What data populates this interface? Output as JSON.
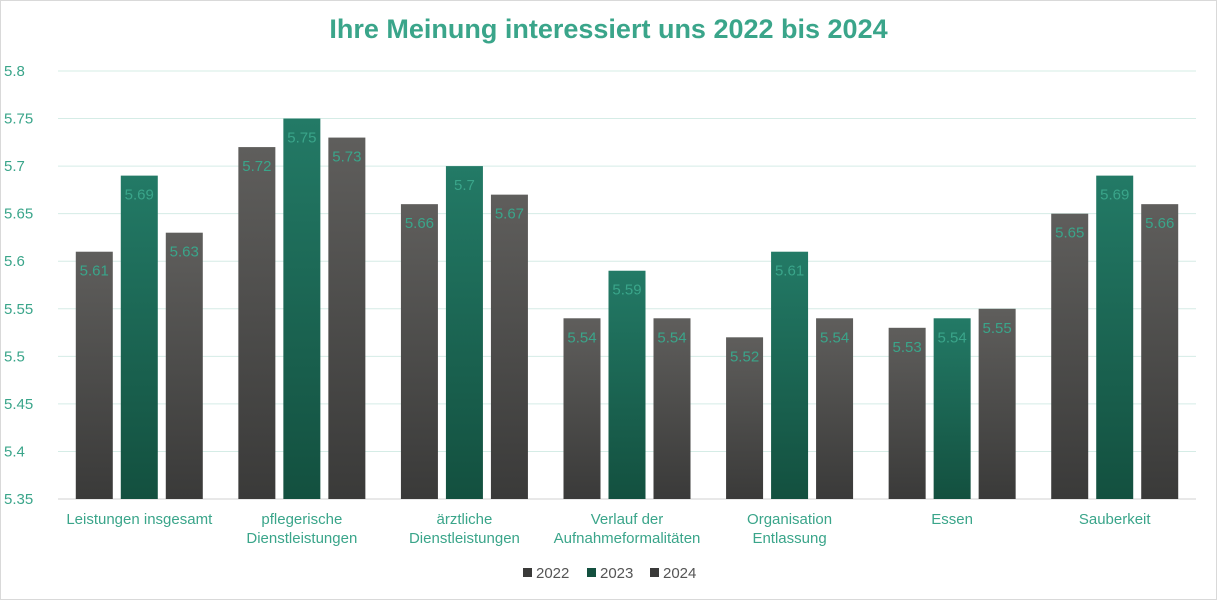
{
  "chart_data": {
    "type": "bar",
    "title": "Ihre Meinung interessiert uns 2022 bis 2024",
    "categories": [
      [
        "Leistungen insgesamt"
      ],
      [
        "pflegerische",
        "Dienstleistungen"
      ],
      [
        "ärztliche",
        "Dienstleistungen"
      ],
      [
        "Verlauf der",
        "Aufnahmeformalitäten"
      ],
      [
        "Organisation",
        "Entlassung"
      ],
      [
        "Essen"
      ],
      [
        "Sauberkeit"
      ]
    ],
    "series": [
      {
        "name": "2022",
        "values": [
          5.61,
          5.72,
          5.66,
          5.54,
          5.52,
          5.53,
          5.65
        ]
      },
      {
        "name": "2023",
        "values": [
          5.69,
          5.75,
          5.7,
          5.59,
          5.61,
          5.54,
          5.69
        ]
      },
      {
        "name": "2024",
        "values": [
          5.63,
          5.73,
          5.67,
          5.54,
          5.54,
          5.55,
          5.66
        ]
      }
    ],
    "ylim": [
      5.35,
      5.8
    ],
    "yticks": [
      "5.35",
      "5.4",
      "5.45",
      "5.5",
      "5.55",
      "5.6",
      "5.65",
      "5.7",
      "5.75",
      "5.8"
    ],
    "grid": true,
    "legend": "bottom",
    "colors": {
      "2022": [
        "#5f5e5c",
        "#3a3a39"
      ],
      "2023": [
        "#237a66",
        "#13503f"
      ],
      "2024": [
        "#5f5e5c",
        "#3a3a39"
      ],
      "text": "#3aa58a",
      "grid": "#d5ece6"
    }
  }
}
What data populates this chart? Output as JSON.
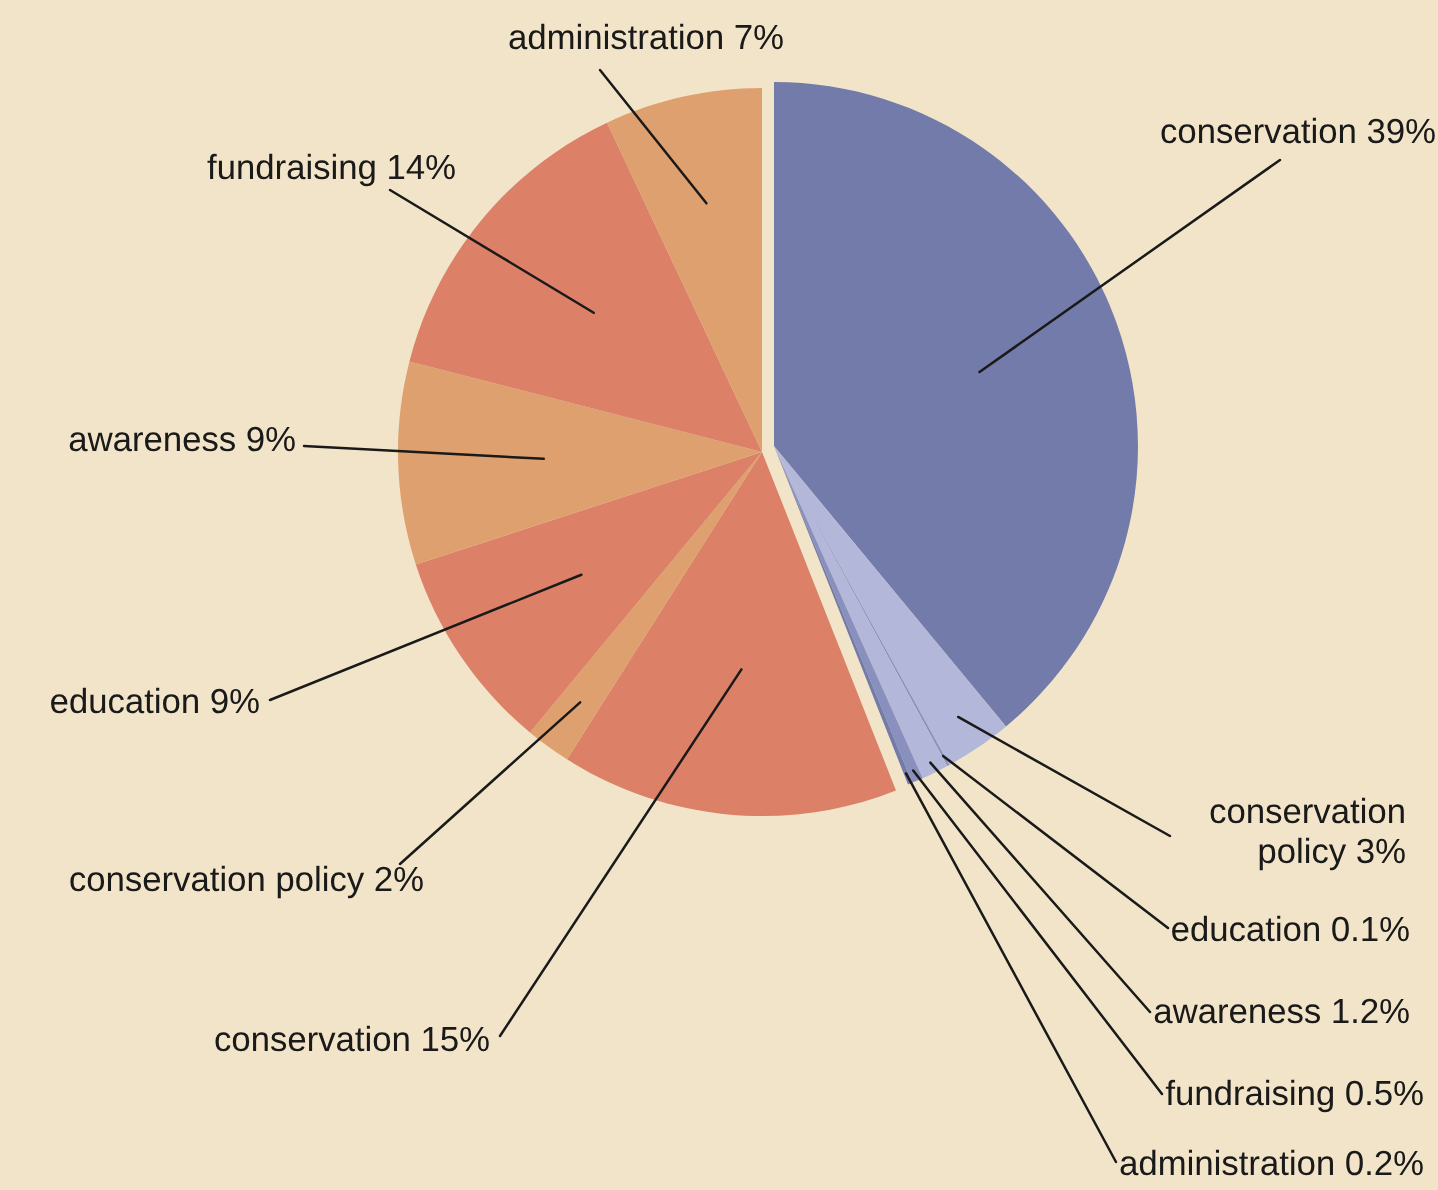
{
  "chart_data": {
    "type": "pie",
    "categories": [
      "conservation",
      "conservation policy",
      "education",
      "awareness",
      "fundraising",
      "administration",
      "conservation",
      "conservation policy",
      "education",
      "awareness",
      "fundraising",
      "administration"
    ],
    "values": [
      39,
      3,
      0.1,
      1.2,
      0.5,
      0.2,
      15,
      2,
      9,
      9,
      14,
      7
    ],
    "value_labels": [
      "39%",
      "3%",
      "0.1%",
      "1.2%",
      "0.5%",
      "0.2%",
      "15%",
      "2%",
      "9%",
      "9%",
      "14%",
      "7%"
    ],
    "colors": [
      "#727ba9",
      "#b3b7da",
      "#8a90bd",
      "#b3b7da",
      "#8a90bd",
      "#727ba9",
      "#dc8068",
      "#dea06e",
      "#dc8068",
      "#dea06e",
      "#dc8068",
      "#dea06e"
    ],
    "legend": false
  }
}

- Task objective
Leaving all pictures aside, quote each record exactly.

- Written solution
What data populates this interface? Output as JSON.
{
  "chart_data": {
    "type": "bar",
    "title": "Ihre Meinung interessiert uns 2022 bis 2024",
    "categories": [
      [
        "Leistungen insgesamt"
      ],
      [
        "pflegerische",
        "Dienstleistungen"
      ],
      [
        "ärztliche",
        "Dienstleistungen"
      ],
      [
        "Verlauf der",
        "Aufnahmeformalitäten"
      ],
      [
        "Organisation",
        "Entlassung"
      ],
      [
        "Essen"
      ],
      [
        "Sauberkeit"
      ]
    ],
    "series": [
      {
        "name": "2022",
        "values": [
          5.61,
          5.72,
          5.66,
          5.54,
          5.52,
          5.53,
          5.65
        ]
      },
      {
        "name": "2023",
        "values": [
          5.69,
          5.75,
          5.7,
          5.59,
          5.61,
          5.54,
          5.69
        ]
      },
      {
        "name": "2024",
        "values": [
          5.63,
          5.73,
          5.67,
          5.54,
          5.54,
          5.55,
          5.66
        ]
      }
    ],
    "ylim": [
      5.35,
      5.8
    ],
    "yticks": [
      "5.35",
      "5.4",
      "5.45",
      "5.5",
      "5.55",
      "5.6",
      "5.65",
      "5.7",
      "5.75",
      "5.8"
    ],
    "grid": true,
    "legend": "bottom",
    "colors": {
      "2022": [
        "#5f5e5c",
        "#3a3a39"
      ],
      "2023": [
        "#237a66",
        "#13503f"
      ],
      "2024": [
        "#5f5e5c",
        "#3a3a39"
      ],
      "text": "#3aa58a",
      "grid": "#d5ece6"
    }
  }
}
What data populates this chart? Output as JSON.
{
  "chart_data": {
    "type": "pie",
    "categories": [
      "conservation",
      "conservation policy",
      "education",
      "awareness",
      "fundraising",
      "administration",
      "conservation",
      "conservation policy",
      "education",
      "awareness",
      "fundraising",
      "administration"
    ],
    "values": [
      39,
      3,
      0.1,
      1.2,
      0.5,
      0.2,
      15,
      2,
      9,
      9,
      14,
      7
    ],
    "value_labels": [
      "39%",
      "3%",
      "0.1%",
      "1.2%",
      "0.5%",
      "0.2%",
      "15%",
      "2%",
      "9%",
      "9%",
      "14%",
      "7%"
    ],
    "colors": [
      "#727ba9",
      "#b3b7da",
      "#8a90bd",
      "#b3b7da",
      "#8a90bd",
      "#727ba9",
      "#dc8068",
      "#dea06e",
      "#dc8068",
      "#dea06e",
      "#dc8068",
      "#dea06e"
    ],
    "legend": false
  }
}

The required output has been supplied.